Figure record extracts
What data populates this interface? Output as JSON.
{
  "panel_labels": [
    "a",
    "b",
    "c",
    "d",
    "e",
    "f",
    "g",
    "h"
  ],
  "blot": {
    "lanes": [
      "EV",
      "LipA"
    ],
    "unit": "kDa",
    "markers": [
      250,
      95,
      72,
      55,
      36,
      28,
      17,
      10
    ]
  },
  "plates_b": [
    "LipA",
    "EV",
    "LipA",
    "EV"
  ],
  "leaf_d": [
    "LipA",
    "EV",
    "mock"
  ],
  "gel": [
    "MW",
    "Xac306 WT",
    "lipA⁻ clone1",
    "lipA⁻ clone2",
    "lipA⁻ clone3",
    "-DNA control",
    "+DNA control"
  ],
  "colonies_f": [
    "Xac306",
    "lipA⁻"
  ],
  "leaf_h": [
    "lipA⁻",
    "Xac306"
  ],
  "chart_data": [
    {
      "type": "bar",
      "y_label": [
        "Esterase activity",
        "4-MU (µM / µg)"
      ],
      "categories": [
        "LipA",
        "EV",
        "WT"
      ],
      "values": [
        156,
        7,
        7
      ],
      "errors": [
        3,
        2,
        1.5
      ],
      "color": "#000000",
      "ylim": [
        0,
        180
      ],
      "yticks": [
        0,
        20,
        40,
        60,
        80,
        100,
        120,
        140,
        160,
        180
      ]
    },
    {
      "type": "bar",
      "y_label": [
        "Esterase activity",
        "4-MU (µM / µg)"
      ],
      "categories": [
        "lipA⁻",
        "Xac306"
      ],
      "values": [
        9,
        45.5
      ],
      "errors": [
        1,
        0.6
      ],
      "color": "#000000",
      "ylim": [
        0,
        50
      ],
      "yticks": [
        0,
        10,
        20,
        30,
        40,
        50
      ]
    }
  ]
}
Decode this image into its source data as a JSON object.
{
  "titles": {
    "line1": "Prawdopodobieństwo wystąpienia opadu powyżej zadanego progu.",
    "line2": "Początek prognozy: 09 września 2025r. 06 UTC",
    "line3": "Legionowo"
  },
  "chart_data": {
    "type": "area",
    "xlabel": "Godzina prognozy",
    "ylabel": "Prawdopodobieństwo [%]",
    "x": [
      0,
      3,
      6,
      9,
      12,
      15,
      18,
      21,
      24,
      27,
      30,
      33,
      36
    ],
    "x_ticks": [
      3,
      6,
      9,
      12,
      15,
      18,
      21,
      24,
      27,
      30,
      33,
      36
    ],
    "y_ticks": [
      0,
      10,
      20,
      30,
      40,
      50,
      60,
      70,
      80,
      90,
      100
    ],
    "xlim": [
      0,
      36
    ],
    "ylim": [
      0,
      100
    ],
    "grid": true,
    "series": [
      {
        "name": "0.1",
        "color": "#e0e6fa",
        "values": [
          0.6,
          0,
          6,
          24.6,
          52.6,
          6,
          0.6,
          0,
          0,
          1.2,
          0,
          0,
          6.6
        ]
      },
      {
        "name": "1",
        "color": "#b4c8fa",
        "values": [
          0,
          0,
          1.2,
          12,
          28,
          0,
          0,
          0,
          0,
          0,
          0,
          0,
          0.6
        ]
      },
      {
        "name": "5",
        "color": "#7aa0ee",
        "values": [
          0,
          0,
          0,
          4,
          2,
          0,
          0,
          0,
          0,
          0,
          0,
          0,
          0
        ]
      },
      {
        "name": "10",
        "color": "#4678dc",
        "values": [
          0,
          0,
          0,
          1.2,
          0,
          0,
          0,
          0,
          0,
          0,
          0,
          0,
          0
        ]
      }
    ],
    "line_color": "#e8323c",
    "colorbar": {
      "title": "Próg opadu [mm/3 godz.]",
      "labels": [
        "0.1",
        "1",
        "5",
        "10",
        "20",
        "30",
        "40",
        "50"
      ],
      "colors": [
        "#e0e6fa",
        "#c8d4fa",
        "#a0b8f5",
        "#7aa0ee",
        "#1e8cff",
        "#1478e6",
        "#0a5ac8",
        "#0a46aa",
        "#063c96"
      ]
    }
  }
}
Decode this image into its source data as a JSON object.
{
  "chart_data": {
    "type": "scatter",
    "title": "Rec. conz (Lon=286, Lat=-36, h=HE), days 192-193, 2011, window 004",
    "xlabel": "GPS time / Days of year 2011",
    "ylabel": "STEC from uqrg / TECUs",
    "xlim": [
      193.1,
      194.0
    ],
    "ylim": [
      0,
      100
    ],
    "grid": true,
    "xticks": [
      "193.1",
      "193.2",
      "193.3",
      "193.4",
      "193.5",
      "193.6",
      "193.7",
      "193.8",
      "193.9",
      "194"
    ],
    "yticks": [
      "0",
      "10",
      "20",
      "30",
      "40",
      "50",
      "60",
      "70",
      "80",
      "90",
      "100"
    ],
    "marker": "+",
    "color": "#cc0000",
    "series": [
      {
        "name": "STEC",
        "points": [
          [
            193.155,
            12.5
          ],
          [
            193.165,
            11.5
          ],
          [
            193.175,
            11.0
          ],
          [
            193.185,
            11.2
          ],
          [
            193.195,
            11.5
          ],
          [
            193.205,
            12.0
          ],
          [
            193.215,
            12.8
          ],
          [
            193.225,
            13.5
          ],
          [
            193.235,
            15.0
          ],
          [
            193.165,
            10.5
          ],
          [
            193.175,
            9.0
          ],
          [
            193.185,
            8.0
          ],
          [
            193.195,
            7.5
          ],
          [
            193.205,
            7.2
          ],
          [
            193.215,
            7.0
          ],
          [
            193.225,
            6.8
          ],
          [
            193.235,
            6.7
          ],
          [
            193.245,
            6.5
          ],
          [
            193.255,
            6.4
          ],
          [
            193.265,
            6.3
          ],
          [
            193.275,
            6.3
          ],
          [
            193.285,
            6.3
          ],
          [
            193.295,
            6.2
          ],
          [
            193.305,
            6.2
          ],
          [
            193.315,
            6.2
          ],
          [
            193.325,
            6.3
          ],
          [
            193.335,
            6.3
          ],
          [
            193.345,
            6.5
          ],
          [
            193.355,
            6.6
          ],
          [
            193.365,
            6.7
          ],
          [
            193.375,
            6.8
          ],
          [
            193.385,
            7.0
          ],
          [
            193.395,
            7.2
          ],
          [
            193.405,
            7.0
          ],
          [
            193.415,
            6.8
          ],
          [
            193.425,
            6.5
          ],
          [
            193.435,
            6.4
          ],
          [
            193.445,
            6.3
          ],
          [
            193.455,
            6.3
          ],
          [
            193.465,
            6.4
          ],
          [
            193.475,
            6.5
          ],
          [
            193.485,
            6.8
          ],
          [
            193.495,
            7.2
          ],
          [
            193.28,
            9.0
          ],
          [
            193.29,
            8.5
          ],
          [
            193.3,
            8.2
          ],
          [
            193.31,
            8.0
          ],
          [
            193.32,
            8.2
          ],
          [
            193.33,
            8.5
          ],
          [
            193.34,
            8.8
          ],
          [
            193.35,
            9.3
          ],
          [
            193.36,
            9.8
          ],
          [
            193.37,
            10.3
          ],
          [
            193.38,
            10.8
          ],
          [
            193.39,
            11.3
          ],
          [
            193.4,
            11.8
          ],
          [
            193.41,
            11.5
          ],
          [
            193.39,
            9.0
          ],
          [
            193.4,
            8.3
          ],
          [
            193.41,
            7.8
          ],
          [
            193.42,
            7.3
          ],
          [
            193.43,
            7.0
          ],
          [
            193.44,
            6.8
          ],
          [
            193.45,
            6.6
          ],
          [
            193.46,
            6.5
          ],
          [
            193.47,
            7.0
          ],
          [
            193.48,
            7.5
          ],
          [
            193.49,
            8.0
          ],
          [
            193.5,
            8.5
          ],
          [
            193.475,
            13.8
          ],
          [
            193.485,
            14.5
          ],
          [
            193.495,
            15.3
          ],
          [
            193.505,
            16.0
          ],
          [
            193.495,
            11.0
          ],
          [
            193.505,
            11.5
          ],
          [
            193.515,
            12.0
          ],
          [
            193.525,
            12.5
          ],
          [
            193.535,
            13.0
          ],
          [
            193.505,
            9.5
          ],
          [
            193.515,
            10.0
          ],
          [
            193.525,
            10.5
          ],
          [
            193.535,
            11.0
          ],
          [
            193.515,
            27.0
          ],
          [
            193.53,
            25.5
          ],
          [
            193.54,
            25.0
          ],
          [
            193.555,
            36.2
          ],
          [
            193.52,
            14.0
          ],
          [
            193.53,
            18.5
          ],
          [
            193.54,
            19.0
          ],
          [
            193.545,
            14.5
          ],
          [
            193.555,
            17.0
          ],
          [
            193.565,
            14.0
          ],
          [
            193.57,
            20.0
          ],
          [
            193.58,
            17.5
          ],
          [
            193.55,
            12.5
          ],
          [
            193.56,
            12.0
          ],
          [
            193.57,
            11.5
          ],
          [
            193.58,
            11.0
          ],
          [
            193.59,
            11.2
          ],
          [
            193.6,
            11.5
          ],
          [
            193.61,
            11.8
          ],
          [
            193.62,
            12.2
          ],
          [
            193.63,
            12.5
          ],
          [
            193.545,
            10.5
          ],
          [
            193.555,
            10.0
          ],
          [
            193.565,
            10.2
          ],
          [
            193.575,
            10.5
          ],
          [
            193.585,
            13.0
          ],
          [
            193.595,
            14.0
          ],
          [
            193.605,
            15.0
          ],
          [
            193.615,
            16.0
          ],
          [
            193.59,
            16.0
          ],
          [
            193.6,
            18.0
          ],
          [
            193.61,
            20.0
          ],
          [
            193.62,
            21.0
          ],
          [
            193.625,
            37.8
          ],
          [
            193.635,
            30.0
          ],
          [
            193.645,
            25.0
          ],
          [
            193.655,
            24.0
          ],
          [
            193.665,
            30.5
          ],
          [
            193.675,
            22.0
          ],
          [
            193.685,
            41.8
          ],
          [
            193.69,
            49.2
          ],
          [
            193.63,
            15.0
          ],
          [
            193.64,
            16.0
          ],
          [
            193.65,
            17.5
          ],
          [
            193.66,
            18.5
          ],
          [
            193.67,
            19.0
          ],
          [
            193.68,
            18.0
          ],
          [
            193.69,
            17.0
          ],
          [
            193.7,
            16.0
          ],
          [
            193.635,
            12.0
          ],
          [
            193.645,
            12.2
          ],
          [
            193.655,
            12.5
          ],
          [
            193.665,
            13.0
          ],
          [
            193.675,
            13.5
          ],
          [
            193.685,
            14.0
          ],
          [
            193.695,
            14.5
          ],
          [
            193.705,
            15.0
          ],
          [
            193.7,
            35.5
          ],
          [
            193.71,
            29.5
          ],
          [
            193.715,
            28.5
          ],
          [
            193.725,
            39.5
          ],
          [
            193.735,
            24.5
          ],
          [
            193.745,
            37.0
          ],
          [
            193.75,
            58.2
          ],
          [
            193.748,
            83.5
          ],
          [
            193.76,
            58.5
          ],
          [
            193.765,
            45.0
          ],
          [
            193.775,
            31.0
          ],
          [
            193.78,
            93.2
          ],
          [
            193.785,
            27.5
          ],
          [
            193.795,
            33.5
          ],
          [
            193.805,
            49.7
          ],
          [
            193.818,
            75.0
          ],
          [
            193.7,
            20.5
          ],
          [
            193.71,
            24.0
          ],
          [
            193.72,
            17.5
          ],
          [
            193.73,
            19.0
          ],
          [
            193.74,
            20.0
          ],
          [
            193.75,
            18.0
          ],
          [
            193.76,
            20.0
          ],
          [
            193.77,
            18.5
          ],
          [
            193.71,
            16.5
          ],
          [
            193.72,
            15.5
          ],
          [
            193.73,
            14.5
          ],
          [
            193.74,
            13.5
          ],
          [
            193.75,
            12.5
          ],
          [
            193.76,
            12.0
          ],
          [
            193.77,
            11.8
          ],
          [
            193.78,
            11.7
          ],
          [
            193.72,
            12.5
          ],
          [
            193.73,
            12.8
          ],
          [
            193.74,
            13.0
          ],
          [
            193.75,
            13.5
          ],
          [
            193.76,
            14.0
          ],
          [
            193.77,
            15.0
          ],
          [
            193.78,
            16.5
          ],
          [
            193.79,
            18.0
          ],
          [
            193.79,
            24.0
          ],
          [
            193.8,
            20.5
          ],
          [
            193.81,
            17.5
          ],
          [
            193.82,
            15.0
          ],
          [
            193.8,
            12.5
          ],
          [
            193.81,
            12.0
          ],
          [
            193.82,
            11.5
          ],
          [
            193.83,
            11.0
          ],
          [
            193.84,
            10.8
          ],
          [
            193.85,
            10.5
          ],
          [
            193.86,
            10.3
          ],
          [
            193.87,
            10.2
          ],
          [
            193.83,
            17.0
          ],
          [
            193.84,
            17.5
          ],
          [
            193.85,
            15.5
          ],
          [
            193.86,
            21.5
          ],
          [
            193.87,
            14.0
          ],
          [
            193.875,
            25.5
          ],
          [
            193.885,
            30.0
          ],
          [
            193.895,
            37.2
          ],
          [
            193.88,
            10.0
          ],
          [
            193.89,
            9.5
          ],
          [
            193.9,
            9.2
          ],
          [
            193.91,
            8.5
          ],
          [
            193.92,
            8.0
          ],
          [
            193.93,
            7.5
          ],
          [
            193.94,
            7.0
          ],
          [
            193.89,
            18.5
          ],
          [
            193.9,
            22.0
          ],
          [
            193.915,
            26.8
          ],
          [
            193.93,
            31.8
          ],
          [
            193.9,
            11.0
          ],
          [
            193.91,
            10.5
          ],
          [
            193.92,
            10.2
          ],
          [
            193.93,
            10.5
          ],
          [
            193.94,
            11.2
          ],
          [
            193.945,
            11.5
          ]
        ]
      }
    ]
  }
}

Stated problem: Copy out every line of the data that includes the word "STEC".

Written answer:
    "ylabel": "STEC from uqrg / TECUs",
        "name": "STEC",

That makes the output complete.